■ **Set problem**
Reproduce the data exactly and drop any pictures it holds.

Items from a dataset
--------------------

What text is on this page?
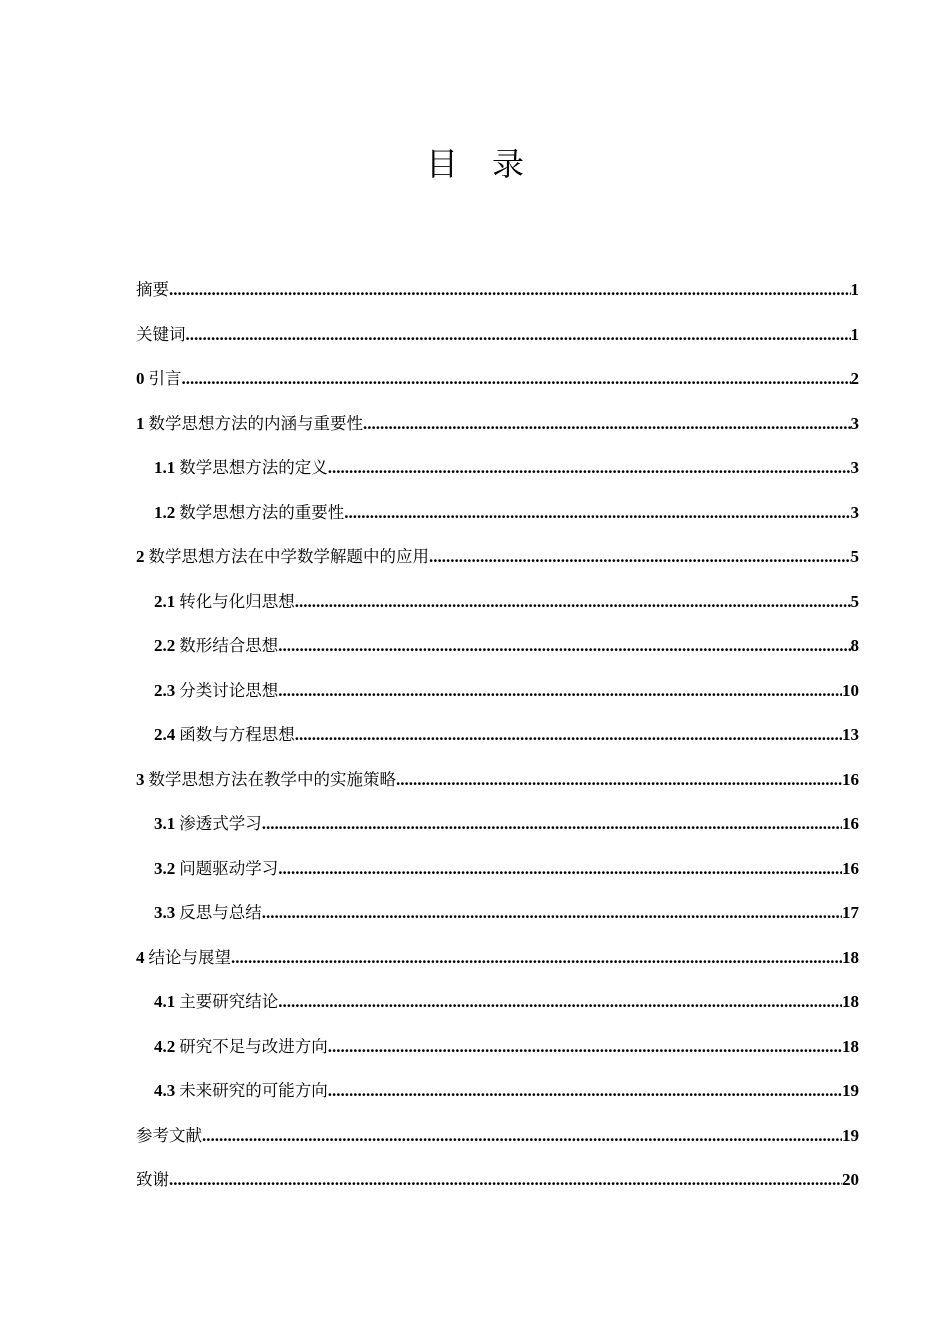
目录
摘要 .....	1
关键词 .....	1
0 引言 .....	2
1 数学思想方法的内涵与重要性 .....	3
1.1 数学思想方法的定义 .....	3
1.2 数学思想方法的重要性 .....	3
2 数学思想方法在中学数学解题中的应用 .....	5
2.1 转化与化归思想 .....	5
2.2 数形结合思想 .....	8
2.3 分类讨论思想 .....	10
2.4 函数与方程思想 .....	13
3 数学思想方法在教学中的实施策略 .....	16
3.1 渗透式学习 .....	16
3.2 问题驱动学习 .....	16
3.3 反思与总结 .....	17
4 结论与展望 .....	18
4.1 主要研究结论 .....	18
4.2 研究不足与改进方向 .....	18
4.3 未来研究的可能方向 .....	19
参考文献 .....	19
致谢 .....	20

--------------------

■ **Exercise solution**
What text is on this page?
目录
摘要 .....	1
关键词 .....	1
0 引言 .....	2
1 数学思想方法的内涵与重要性 .....	3
1.1 数学思想方法的定义 .....	3
1.2 数学思想方法的重要性 .....	3
2 数学思想方法在中学数学解题中的应用 .....	5
2.1 转化与化归思想 .....	5
2.2 数形结合思想 .....	8
2.3 分类讨论思想 .....	10
2.4 函数与方程思想 .....	13
3 数学思想方法在教学中的实施策略 .....	16
3.1 渗透式学习 .....	16
3.2 问题驱动学习 .....	16
3.3 反思与总结 .....	17
4 结论与展望 .....	18
4.1 主要研究结论 .....	18
4.2 研究不足与改进方向 .....	18
4.3 未来研究的可能方向 .....	19
参考文献 .....	19
致谢 .....	20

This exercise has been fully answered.